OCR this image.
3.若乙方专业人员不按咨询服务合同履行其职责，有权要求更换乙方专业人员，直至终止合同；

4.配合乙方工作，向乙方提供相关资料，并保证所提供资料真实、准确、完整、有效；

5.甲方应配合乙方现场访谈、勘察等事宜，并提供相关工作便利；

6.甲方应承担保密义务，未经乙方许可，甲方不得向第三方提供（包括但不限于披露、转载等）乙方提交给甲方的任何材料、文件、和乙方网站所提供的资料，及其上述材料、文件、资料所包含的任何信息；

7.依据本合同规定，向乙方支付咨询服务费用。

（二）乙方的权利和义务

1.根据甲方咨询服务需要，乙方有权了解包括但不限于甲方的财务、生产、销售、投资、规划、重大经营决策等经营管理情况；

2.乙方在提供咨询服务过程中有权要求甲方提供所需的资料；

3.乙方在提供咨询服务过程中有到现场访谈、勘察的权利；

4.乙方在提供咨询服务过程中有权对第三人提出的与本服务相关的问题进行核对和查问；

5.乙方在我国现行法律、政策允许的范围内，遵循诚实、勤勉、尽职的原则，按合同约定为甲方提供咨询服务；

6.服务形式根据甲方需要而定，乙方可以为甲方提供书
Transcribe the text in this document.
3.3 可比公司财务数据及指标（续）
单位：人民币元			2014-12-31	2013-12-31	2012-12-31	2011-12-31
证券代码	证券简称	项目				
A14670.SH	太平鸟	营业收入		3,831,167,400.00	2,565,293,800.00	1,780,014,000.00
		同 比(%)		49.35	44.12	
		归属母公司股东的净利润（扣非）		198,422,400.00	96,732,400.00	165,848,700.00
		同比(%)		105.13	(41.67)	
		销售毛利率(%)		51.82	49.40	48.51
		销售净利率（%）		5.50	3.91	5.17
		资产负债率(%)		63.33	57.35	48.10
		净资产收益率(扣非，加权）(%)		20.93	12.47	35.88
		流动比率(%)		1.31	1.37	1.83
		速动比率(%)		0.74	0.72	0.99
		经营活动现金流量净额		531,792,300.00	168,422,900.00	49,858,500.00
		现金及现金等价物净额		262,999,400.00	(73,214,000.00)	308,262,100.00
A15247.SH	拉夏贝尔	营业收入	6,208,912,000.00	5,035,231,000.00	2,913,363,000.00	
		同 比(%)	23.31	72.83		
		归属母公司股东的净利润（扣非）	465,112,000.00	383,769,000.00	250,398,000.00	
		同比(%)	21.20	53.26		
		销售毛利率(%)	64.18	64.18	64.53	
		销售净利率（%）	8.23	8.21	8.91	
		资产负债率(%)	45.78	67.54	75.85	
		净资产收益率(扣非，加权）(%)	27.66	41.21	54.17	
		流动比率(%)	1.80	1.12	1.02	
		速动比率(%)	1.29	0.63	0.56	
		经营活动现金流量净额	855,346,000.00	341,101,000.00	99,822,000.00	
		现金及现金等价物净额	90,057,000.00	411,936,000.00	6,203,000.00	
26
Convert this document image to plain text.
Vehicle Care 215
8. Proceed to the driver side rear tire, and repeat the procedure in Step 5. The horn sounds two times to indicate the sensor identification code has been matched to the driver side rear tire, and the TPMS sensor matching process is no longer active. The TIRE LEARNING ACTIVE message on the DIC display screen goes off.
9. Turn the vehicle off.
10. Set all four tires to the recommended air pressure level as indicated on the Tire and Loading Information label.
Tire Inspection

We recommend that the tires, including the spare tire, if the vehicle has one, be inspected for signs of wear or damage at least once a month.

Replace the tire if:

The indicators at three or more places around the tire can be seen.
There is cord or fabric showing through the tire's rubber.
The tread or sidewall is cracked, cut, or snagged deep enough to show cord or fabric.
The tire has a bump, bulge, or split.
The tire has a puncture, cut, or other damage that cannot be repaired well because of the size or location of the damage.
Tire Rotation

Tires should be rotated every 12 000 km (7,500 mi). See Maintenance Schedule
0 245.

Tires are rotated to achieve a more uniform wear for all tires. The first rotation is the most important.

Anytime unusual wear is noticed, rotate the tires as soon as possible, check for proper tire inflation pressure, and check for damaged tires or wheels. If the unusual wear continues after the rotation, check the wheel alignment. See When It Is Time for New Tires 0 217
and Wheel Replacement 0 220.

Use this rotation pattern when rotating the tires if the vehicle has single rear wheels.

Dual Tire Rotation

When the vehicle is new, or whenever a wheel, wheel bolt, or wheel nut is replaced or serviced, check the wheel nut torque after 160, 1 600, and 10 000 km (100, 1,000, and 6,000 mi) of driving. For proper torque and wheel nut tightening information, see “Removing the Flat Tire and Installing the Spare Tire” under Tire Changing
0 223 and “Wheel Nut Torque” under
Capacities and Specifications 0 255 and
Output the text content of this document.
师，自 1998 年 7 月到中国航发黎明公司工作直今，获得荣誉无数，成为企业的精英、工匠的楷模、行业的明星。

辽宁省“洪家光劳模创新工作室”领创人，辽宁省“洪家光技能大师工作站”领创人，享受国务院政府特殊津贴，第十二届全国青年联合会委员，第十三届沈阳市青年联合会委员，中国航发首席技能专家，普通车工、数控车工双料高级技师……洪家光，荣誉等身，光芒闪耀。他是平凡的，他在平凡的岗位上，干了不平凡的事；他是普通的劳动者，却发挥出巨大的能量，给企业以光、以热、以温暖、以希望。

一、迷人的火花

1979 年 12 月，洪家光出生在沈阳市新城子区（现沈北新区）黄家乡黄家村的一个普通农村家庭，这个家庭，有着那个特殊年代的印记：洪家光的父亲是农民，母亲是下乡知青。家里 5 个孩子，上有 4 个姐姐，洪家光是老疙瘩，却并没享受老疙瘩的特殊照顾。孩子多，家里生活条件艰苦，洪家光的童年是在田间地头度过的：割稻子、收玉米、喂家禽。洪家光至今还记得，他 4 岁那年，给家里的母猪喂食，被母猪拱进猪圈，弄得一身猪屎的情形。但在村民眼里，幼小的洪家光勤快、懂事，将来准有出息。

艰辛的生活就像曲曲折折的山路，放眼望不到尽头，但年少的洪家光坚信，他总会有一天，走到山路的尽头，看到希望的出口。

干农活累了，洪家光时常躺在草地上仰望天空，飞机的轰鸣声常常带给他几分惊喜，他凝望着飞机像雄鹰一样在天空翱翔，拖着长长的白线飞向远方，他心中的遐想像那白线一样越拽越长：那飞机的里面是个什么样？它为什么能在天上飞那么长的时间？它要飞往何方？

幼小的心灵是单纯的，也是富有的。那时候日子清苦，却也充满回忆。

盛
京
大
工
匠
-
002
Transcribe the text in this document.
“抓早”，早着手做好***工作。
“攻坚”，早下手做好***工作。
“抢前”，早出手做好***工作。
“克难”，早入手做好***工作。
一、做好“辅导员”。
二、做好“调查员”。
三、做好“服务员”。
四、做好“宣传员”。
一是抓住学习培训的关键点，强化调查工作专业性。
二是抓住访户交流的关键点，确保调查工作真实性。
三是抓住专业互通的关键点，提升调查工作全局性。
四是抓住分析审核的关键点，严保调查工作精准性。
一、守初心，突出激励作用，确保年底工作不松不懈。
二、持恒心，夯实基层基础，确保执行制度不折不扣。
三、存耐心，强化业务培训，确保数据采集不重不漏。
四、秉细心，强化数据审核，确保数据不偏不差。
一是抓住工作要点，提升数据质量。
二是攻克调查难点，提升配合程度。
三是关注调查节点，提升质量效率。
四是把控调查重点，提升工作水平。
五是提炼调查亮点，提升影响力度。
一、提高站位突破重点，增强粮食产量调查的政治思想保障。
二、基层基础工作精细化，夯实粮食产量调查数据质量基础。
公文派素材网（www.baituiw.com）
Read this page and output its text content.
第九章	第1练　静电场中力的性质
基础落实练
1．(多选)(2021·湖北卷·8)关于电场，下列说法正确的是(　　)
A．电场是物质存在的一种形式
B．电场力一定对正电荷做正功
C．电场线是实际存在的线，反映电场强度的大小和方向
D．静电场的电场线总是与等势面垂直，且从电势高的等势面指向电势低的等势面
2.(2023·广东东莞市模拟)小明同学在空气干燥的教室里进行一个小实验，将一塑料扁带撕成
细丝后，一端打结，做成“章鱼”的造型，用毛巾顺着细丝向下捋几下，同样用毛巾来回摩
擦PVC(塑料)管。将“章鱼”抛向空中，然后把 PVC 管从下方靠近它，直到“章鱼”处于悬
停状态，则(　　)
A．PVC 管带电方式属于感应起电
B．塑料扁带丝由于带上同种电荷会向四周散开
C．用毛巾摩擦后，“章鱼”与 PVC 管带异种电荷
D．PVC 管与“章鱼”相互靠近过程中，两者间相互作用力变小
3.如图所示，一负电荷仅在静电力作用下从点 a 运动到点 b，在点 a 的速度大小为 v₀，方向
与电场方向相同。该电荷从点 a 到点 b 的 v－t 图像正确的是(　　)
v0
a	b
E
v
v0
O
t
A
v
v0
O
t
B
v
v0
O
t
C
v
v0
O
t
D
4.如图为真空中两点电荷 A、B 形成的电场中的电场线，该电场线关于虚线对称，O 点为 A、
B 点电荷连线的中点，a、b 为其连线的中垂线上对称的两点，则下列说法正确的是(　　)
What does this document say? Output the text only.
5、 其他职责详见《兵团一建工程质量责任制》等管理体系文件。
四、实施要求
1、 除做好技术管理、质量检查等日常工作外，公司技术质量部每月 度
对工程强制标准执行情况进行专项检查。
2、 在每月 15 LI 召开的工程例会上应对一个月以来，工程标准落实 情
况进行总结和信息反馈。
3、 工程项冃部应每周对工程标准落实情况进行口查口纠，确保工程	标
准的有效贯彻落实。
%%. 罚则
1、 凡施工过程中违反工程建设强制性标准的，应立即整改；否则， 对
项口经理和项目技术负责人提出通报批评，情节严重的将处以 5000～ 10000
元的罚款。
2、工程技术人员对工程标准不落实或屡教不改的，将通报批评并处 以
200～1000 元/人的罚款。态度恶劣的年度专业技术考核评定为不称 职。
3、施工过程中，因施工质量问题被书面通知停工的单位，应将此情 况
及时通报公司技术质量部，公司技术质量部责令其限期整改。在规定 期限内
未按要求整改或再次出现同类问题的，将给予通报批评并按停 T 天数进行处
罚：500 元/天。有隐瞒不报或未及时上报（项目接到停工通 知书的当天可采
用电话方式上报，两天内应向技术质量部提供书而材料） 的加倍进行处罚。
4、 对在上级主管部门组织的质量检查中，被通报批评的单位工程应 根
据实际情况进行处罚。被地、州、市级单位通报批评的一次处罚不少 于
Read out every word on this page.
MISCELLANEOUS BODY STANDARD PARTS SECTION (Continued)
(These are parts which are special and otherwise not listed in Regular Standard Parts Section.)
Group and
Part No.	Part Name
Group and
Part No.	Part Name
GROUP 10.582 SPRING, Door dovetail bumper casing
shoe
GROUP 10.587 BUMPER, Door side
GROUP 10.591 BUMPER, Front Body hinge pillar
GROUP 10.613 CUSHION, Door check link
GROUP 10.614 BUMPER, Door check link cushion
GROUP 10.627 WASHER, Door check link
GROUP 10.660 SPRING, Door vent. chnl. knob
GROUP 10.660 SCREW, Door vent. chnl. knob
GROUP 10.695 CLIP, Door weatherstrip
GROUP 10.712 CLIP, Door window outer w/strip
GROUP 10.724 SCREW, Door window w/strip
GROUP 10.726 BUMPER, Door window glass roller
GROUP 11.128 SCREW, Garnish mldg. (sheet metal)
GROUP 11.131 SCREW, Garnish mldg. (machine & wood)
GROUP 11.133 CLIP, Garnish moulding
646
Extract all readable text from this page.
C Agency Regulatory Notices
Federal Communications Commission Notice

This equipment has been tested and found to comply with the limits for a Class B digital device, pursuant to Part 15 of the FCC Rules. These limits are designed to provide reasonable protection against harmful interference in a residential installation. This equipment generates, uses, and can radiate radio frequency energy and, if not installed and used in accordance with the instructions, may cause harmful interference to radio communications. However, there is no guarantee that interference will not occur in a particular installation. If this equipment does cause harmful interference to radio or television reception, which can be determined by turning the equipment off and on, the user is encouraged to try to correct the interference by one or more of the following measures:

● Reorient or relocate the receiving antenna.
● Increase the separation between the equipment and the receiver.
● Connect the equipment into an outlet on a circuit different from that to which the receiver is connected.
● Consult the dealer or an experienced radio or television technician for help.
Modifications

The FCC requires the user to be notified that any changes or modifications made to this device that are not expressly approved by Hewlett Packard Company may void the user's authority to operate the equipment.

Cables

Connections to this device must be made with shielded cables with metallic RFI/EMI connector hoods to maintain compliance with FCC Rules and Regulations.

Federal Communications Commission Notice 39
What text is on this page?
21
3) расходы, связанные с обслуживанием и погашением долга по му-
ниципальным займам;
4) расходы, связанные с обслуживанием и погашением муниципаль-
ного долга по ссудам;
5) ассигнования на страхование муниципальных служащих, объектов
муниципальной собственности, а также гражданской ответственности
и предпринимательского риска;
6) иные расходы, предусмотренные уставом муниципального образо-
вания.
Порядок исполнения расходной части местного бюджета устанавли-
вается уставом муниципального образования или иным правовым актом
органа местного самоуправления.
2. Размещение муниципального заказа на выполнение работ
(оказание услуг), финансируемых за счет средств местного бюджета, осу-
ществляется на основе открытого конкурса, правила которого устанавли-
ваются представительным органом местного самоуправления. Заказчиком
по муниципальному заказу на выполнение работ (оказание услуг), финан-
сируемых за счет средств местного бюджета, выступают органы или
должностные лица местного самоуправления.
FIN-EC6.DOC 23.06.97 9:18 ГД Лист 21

• • •

• _Brief_
Scan the entries above for the word "page" and collect each line holding it.

• _Output of the exercise_
Read this page and output its text content.
Read out every word on this page.
Extract all readable text from this page.
What text is on this page?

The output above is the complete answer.